*** GIVEN INFORMATION ***
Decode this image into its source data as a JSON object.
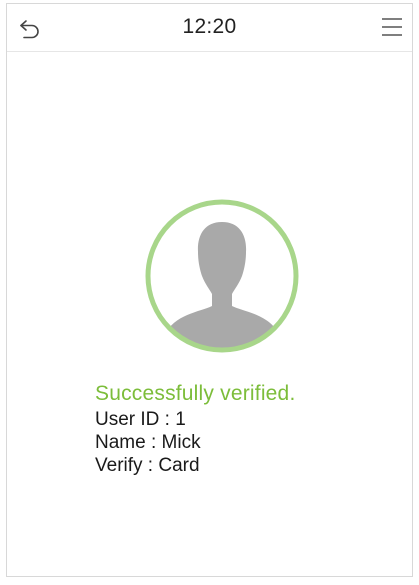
{
  "header": {
    "time": "12:20",
    "back_icon": "back-arrow-icon",
    "menu_icon": "hamburger-menu-icon"
  },
  "avatar": {
    "icon": "user-silhouette-icon",
    "ring_color": "#a8d68a",
    "silhouette_color": "#a9a9a9"
  },
  "result": {
    "title": "Successfully verified.",
    "title_color": "#7cbd3a",
    "user_id": "User ID : 1",
    "name": "Name : Mick",
    "verify": "Verify : Card"
  }
}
***
* THE REQUEST
Print the records above exactly as they stand, but leave out the pictures.

* RESPONSE
Decode this image into its source data as a JSON object.
{
  "header": {
    "time": "12:20",
    "back_icon": "back-arrow-icon",
    "menu_icon": "hamburger-menu-icon"
  },
  "avatar": {
    "icon": "user-silhouette-icon",
    "ring_color": "#a8d68a",
    "silhouette_color": "#a9a9a9"
  },
  "result": {
    "title": "Successfully verified.",
    "title_color": "#7cbd3a",
    "user_id": "User ID : 1",
    "name": "Name : Mick",
    "verify": "Verify : Card"
  }
}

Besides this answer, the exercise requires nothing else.